**Task**:
Reproduce every entry below precisely; do not include the pictures.

**Supplied material**:

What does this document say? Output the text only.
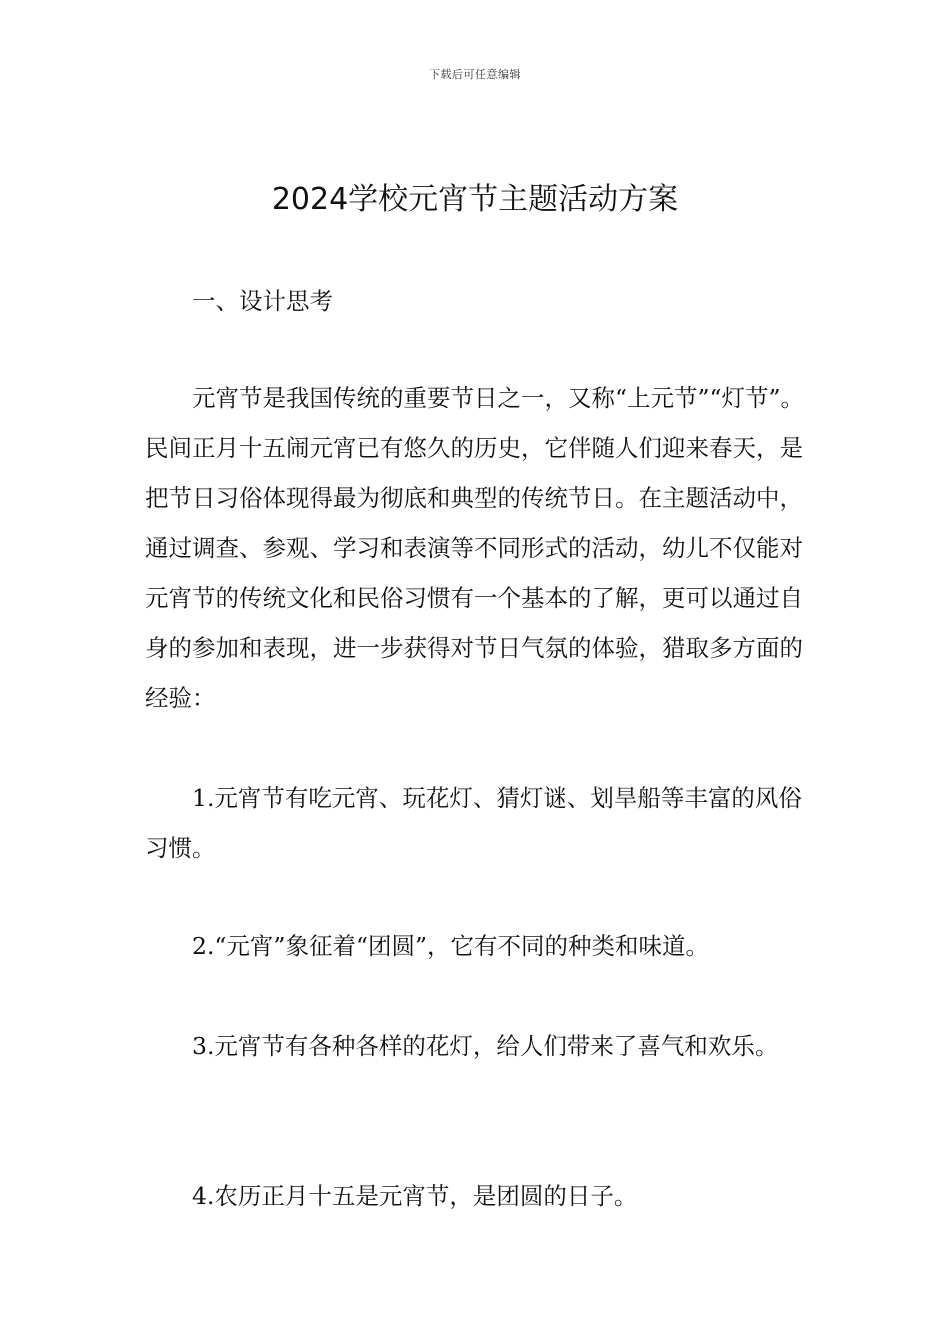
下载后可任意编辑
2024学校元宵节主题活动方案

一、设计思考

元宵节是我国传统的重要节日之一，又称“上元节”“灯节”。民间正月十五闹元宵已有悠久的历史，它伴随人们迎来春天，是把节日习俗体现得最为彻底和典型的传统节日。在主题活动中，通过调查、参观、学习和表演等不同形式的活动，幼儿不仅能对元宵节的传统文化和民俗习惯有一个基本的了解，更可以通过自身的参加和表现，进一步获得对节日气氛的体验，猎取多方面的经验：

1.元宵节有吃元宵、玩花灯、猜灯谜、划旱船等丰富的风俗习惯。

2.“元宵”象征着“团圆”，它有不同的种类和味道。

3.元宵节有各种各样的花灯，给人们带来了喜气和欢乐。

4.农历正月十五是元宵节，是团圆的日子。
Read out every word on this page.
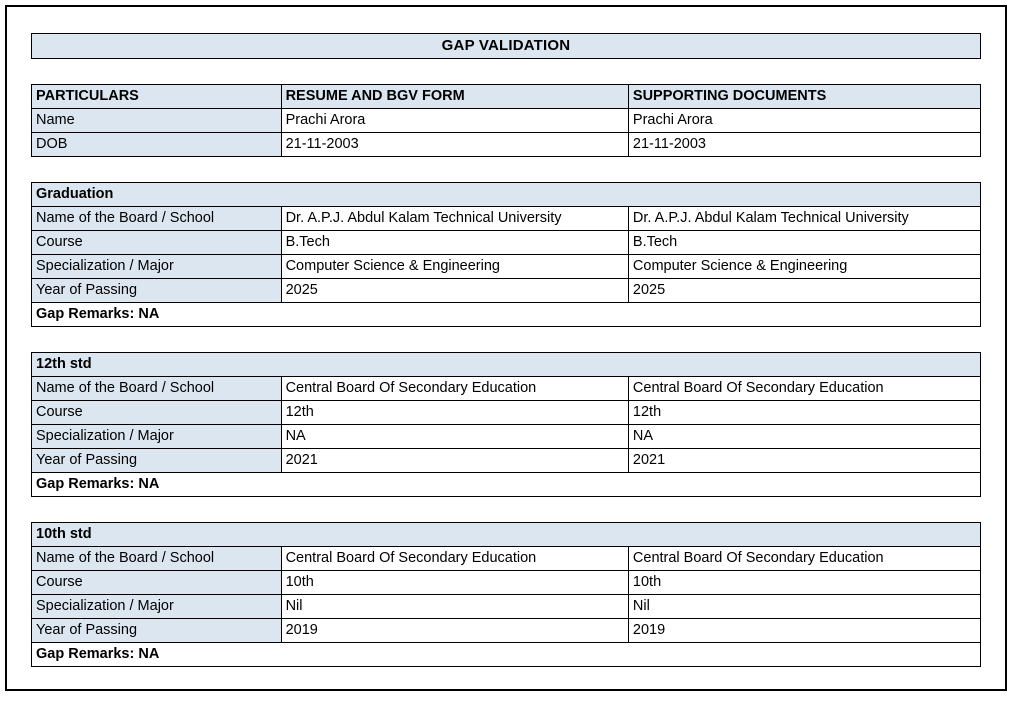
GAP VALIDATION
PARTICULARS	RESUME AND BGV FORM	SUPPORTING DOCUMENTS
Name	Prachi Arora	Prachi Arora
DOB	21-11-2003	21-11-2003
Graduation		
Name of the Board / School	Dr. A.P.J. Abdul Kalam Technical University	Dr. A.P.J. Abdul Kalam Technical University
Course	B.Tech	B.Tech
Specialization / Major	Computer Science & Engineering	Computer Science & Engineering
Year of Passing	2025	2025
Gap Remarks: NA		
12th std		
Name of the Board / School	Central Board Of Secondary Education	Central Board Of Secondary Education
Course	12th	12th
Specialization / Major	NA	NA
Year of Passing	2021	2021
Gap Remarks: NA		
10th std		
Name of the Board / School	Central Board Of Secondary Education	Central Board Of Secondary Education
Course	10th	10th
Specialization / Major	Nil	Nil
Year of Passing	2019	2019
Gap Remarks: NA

**Solution to the problem**:
What does this document say? Output the text only.
下载后可任意编辑
2024学校元宵节主题活动方案

一、设计思考

元宵节是我国传统的重要节日之一，又称“上元节”“灯节”。民间正月十五闹元宵已有悠久的历史，它伴随人们迎来春天，是把节日习俗体现得最为彻底和典型的传统节日。在主题活动中，通过调查、参观、学习和表演等不同形式的活动，幼儿不仅能对元宵节的传统文化和民俗习惯有一个基本的了解，更可以通过自身的参加和表现，进一步获得对节日气氛的体验，猎取多方面的经验：

1.元宵节有吃元宵、玩花灯、猜灯谜、划旱船等丰富的风俗习惯。

2.“元宵”象征着“团圆”，它有不同的种类和味道。

3.元宵节有各种各样的花灯，给人们带来了喜气和欢乐。

4.农历正月十五是元宵节，是团圆的日子。
Read out every word on this page.
GAP VALIDATION
PARTICULARS	RESUME AND BGV FORM	SUPPORTING DOCUMENTS
Name	Prachi Arora	Prachi Arora
DOB	21-11-2003	21-11-2003
Graduation		
Name of the Board / School	Dr. A.P.J. Abdul Kalam Technical University	Dr. A.P.J. Abdul Kalam Technical University
Course	B.Tech	B.Tech
Specialization / Major	Computer Science & Engineering	Computer Science & Engineering
Year of Passing	2025	2025
Gap Remarks: NA		
12th std		
Name of the Board / School	Central Board Of Secondary Education	Central Board Of Secondary Education
Course	12th	12th
Specialization / Major	NA	NA
Year of Passing	2021	2021
Gap Remarks: NA		
10th std		
Name of the Board / School	Central Board Of Secondary Education	Central Board Of Secondary Education
Course	10th	10th
Specialization / Major	Nil	Nil
Year of Passing	2019	2019
Gap Remarks: NA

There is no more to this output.